» **TASK DESCRIPTION**
Convert every line of the records below into a Markdown table with the columns "Row" and "Line," giving each line a row number. Leave out blank lines and omit the pictures.

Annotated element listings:

○ ○ ○ ○

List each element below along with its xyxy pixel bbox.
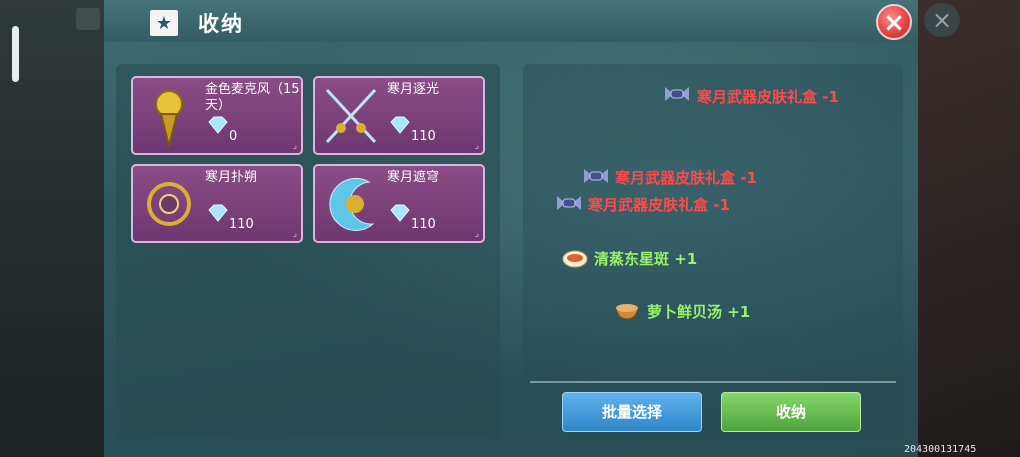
background-close-icon: × — [924, 3, 960, 37]
store-button[interactable]: 收纳 — [721, 392, 861, 432]
golden-microphone-icon — [155, 90, 183, 147]
inventory-icon — [76, 8, 100, 30]
candy-gift-icon — [584, 169, 608, 183]
item-card-hanyue-pushuo[interactable]: 寒月扑朔 110 ⌟ — [131, 164, 303, 243]
item-cost: 110 — [229, 217, 254, 232]
diamond-currency-icon — [208, 116, 228, 134]
crossed-swords-icon — [325, 88, 377, 144]
corner-mark-icon: ⌟ — [474, 229, 479, 239]
close-icon: × — [883, 8, 905, 38]
item-card-golden-microphone[interactable]: 金色麦克风（15天） 0 ⌟ — [131, 76, 303, 155]
item-cost: 110 — [411, 129, 436, 144]
close-button[interactable]: × — [876, 4, 912, 40]
corner-mark-icon: ⌟ — [474, 141, 479, 151]
corner-mark-icon: ⌟ — [292, 229, 297, 239]
log-entry: 寒月武器皮肤礼盒 -1 — [588, 196, 730, 214]
item-name: 寒月扑朔 — [205, 170, 258, 185]
item-card-hanyue-zhuguang[interactable]: 寒月逐光 110 ⌟ — [313, 76, 485, 155]
steamed-fish-icon — [562, 250, 588, 268]
item-name: 金色麦克风（15天） — [205, 82, 300, 113]
log-entry: 萝卜鲜贝汤 +1 — [647, 303, 751, 321]
log-entry: 清蒸东星斑 +1 — [594, 250, 698, 268]
corner-mark-icon: ⌟ — [292, 141, 297, 151]
player-uid: 204300131745 — [904, 444, 977, 455]
diamond-currency-icon — [208, 204, 228, 222]
diamond-currency-icon — [390, 204, 410, 222]
background-right — [918, 0, 1020, 457]
item-name: 寒月遮穹 — [387, 170, 440, 185]
item-name: 寒月逐光 — [387, 82, 440, 97]
batch-select-button[interactable]: 批量选择 — [562, 392, 702, 432]
crescent-blade-icon — [329, 177, 375, 231]
candy-gift-icon — [557, 196, 581, 210]
star-box-icon: ★ — [150, 10, 178, 36]
item-card-hanyue-zheqiong[interactable]: 寒月遮穹 110 ⌟ — [313, 164, 485, 243]
log-entry: 寒月武器皮肤礼盒 -1 — [697, 88, 839, 106]
ornate-ring-icon — [147, 182, 191, 226]
soup-bowl-icon — [615, 304, 639, 320]
dialog-title: 收纳 — [198, 12, 244, 36]
item-cost: 0 — [229, 129, 238, 144]
scroll-handle[interactable] — [12, 26, 19, 82]
divider — [530, 381, 896, 383]
diamond-currency-icon — [390, 116, 410, 134]
log-entry: 寒月武器皮肤礼盒 -1 — [615, 169, 757, 187]
item-cost: 110 — [411, 217, 436, 232]
candy-gift-icon — [665, 87, 689, 101]
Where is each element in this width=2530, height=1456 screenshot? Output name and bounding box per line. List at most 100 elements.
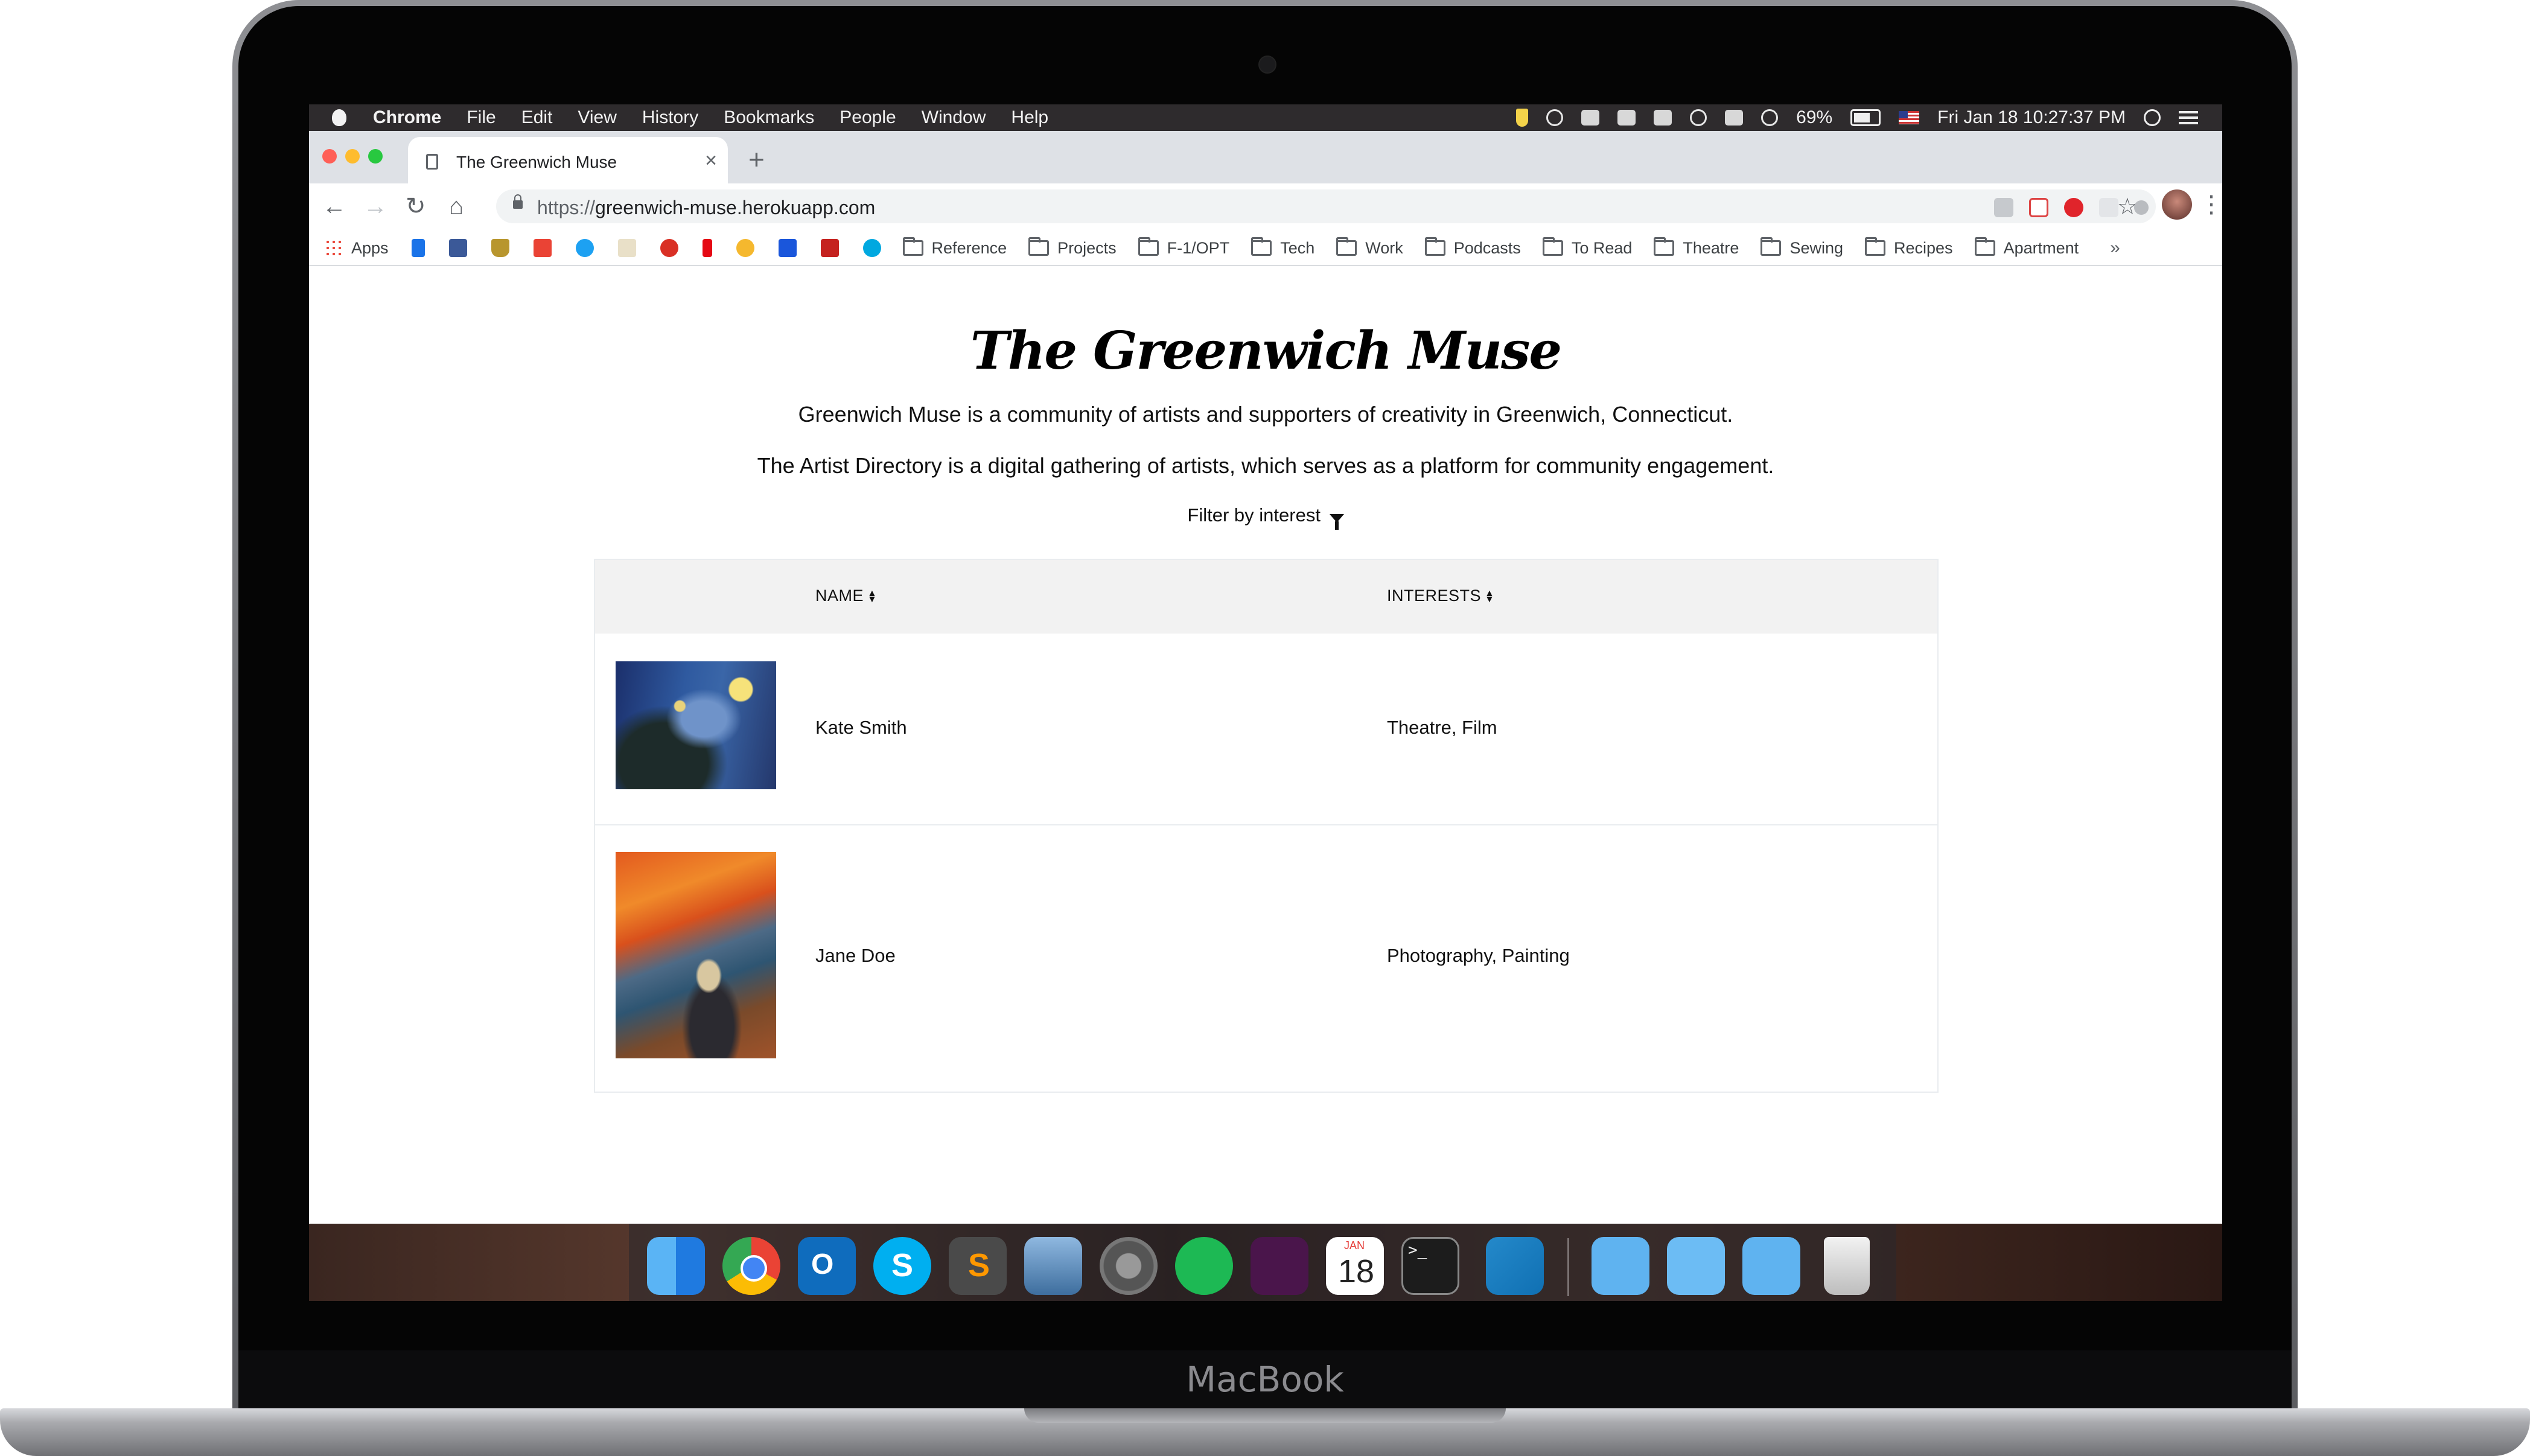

○ ○ ○ ○

» **ANSWER TO THE PROBLEM**
| Row | Line |
|---|---|
| 1 | List each element below along with its xyxy pixel bbox. |
| 2 | background-close-icon: × — [924, 3, 960, 37] |
| 3 | store-button[interactable]: 收纳 — [721, 392, 861, 432] |
| 4 | golden-microphone-icon — [155, 90, 183, 147] |
| 5 | inventory-icon — [76, 8, 100, 30] |
| 6 | candy-gift-icon — [584, 169, 608, 183] |
| 7 | item-card-hanyue-pushuo[interactable]: 寒月扑朔 110 ⌟ — [131, 164, 303, 243] |
| 8 | item-cost: 110 — [229, 217, 254, 232] |
| 9 | diamond-currency-icon — [208, 116, 228, 134] |
| 10 | crossed-swords-icon — [325, 88, 377, 144] |
| 11 | corner-mark-icon: ⌟ — [474, 229, 479, 239] |
| 12 | close-icon: × — [883, 8, 905, 38] |
| 13 | item-card-golden-microphone[interactable]: 金色麦克风（15天） 0 ⌟ — [131, 76, 303, 155] |
| 14 | item-cost: 110 — [411, 129, 436, 144] |
| 15 | close-button[interactable]: × — [876, 4, 912, 40] |
| 16 | corner-mark-icon: ⌟ — [474, 141, 479, 151] |
| 17 | corner-mark-icon: ⌟ — [292, 229, 297, 239] |
| 18 | log-entry: 寒月武器皮肤礼盒 -1 — [588, 196, 730, 214] |
| 19 | item-name: 寒月扑朔 — [205, 170, 258, 185] |
| 20 | item-card-hanyue-zhuguang[interactable]: 寒月逐光 110 ⌟ — [313, 76, 485, 155] |
| 21 | steamed-fish-icon — [562, 250, 588, 268] |
| 22 | item-name: 金色麦克风（15天） — [205, 82, 300, 113] |
| 23 | log-entry: 萝卜鲜贝汤 +1 — [647, 303, 751, 321] |
| 24 | log-entry: 清蒸东星斑 +1 — [594, 250, 698, 268] |
| 25 | corner-mark-icon: ⌟ — [292, 141, 297, 151] |
| 26 | player-uid: 204300131745 — [904, 444, 977, 455] |
| 27 | diamond-currency-icon — [208, 204, 228, 222] |
| 28 | diamond-currency-icon — [390, 204, 410, 222] |
| 29 | background-right — [918, 0, 1020, 457] |
| 30 | item-name: 寒月遮穹 — [387, 170, 440, 185] |
| 31 | item-name: 寒月逐光 — [387, 82, 440, 97] |
| 32 | batch-select-button[interactable]: 批量选择 — [562, 392, 702, 432] |
| 33 | crescent-blade-icon — [329, 177, 375, 231] |
| 34 | candy-gift-icon — [557, 196, 581, 210] |
| 35 | star-box-icon: ★ — [150, 10, 178, 36] |
| 36 | item-card-hanyue-zheqiong[interactable]: 寒月遮穹 110 ⌟ — [313, 164, 485, 243] |
| 37 | log-entry: 寒月武器皮肤礼盒 -1 — [697, 88, 839, 106] |
| 38 | ornate-ring-icon — [147, 182, 191, 226] |
| 39 | soup-bowl-icon — [615, 304, 639, 320] |
| 40 | dialog-title: 收纳 — [198, 12, 244, 36] |
| 41 | item-cost: 0 — [229, 129, 238, 144] |
| 42 | scroll-handle[interactable] — [12, 26, 19, 82] |
| 43 | divider — [530, 381, 896, 383] |
| 44 | diamond-currency-icon — [390, 116, 410, 134] |
| 45 | log-entry: 寒月武器皮肤礼盒 -1 — [615, 169, 757, 187] |
| 46 | item-cost: 110 — [411, 217, 436, 232] |
| 47 | candy-gift-icon — [665, 87, 689, 101] |
| 48 | Where is each element in this width=2530, height=1456 screenshot? Output name and bounding box per line. List at most 100 elements. |